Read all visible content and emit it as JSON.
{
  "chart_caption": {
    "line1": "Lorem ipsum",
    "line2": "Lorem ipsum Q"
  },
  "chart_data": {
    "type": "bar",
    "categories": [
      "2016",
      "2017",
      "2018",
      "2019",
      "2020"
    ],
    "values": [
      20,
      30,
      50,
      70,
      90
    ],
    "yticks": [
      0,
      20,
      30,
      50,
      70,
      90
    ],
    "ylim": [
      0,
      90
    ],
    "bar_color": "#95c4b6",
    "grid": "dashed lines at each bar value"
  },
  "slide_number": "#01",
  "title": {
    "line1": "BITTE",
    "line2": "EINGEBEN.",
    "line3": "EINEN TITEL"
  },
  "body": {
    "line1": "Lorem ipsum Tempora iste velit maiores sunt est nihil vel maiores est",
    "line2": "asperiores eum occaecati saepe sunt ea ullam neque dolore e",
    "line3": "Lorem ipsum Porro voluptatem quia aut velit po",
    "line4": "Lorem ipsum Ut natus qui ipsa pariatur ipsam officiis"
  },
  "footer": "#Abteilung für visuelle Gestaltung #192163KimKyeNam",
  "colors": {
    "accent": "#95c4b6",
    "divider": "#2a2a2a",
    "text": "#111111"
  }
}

====

Work to complete: Output the lines above verbatim and in full.

Solution to the exercise:
Read all visible content and emit it as JSON.
{
  "chart_caption": {
    "line1": "Lorem ipsum",
    "line2": "Lorem ipsum Q"
  },
  "chart_data": {
    "type": "bar",
    "categories": [
      "2016",
      "2017",
      "2018",
      "2019",
      "2020"
    ],
    "values": [
      20,
      30,
      50,
      70,
      90
    ],
    "yticks": [
      0,
      20,
      30,
      50,
      70,
      90
    ],
    "ylim": [
      0,
      90
    ],
    "bar_color": "#95c4b6",
    "grid": "dashed lines at each bar value"
  },
  "slide_number": "#01",
  "title": {
    "line1": "BITTE",
    "line2": "EINGEBEN.",
    "line3": "EINEN TITEL"
  },
  "body": {
    "line1": "Lorem ipsum Tempora iste velit maiores sunt est nihil vel maiores est",
    "line2": "asperiores eum occaecati saepe sunt ea ullam neque dolore e",
    "line3": "Lorem ipsum Porro voluptatem quia aut velit po",
    "line4": "Lorem ipsum Ut natus qui ipsa pariatur ipsam officiis"
  },
  "footer": "#Abteilung für visuelle Gestaltung #192163KimKyeNam",
  "colors": {
    "accent": "#95c4b6",
    "divider": "#2a2a2a",
    "text": "#111111"
  }
}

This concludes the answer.